[Structured figure records]
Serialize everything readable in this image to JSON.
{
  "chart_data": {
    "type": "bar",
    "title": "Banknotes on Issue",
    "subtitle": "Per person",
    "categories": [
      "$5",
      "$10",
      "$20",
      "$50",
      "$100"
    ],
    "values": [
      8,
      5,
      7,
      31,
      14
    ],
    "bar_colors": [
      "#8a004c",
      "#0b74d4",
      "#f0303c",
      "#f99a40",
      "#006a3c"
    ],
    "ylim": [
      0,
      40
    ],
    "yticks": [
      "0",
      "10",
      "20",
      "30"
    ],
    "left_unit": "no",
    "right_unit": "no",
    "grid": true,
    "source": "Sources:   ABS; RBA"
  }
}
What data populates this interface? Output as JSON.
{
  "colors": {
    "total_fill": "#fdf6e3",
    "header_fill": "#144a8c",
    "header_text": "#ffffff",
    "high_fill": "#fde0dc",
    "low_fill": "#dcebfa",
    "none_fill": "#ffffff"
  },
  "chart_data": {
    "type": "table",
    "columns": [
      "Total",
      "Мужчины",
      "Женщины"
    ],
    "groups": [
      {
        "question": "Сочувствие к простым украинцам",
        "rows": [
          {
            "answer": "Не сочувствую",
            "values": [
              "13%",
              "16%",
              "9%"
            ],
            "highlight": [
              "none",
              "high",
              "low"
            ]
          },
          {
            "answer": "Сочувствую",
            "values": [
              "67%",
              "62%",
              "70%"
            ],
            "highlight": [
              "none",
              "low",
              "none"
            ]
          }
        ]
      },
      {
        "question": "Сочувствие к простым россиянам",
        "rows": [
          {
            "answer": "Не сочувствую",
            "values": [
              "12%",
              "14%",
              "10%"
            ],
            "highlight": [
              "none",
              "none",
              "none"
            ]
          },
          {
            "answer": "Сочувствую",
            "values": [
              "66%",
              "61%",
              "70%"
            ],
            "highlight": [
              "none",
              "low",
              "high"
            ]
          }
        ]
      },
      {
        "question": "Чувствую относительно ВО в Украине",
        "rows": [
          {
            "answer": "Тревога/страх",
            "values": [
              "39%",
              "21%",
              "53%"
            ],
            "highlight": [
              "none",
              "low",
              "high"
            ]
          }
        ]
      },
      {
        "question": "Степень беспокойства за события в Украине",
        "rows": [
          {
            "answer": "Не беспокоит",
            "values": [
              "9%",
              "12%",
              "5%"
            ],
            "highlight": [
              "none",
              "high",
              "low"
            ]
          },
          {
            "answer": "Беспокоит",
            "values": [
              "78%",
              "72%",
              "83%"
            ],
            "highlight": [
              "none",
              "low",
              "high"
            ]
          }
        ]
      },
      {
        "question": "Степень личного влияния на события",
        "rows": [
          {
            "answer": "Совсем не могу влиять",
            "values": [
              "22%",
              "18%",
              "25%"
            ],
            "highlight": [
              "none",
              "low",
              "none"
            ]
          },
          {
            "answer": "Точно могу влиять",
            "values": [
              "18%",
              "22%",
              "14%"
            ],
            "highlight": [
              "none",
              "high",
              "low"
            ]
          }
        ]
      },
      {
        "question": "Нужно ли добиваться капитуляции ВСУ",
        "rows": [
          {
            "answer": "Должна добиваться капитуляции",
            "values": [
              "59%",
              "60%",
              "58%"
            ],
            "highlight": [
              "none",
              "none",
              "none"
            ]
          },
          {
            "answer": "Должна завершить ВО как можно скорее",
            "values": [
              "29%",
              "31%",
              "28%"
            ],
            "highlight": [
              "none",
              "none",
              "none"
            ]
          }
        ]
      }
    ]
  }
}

■ Work to complete ■
Search the records for the word "this", then list every line that has it.

■ Reply to the task ■
Serialize everything readable in this image to JSON.
What data populates this interface? Output as JSON.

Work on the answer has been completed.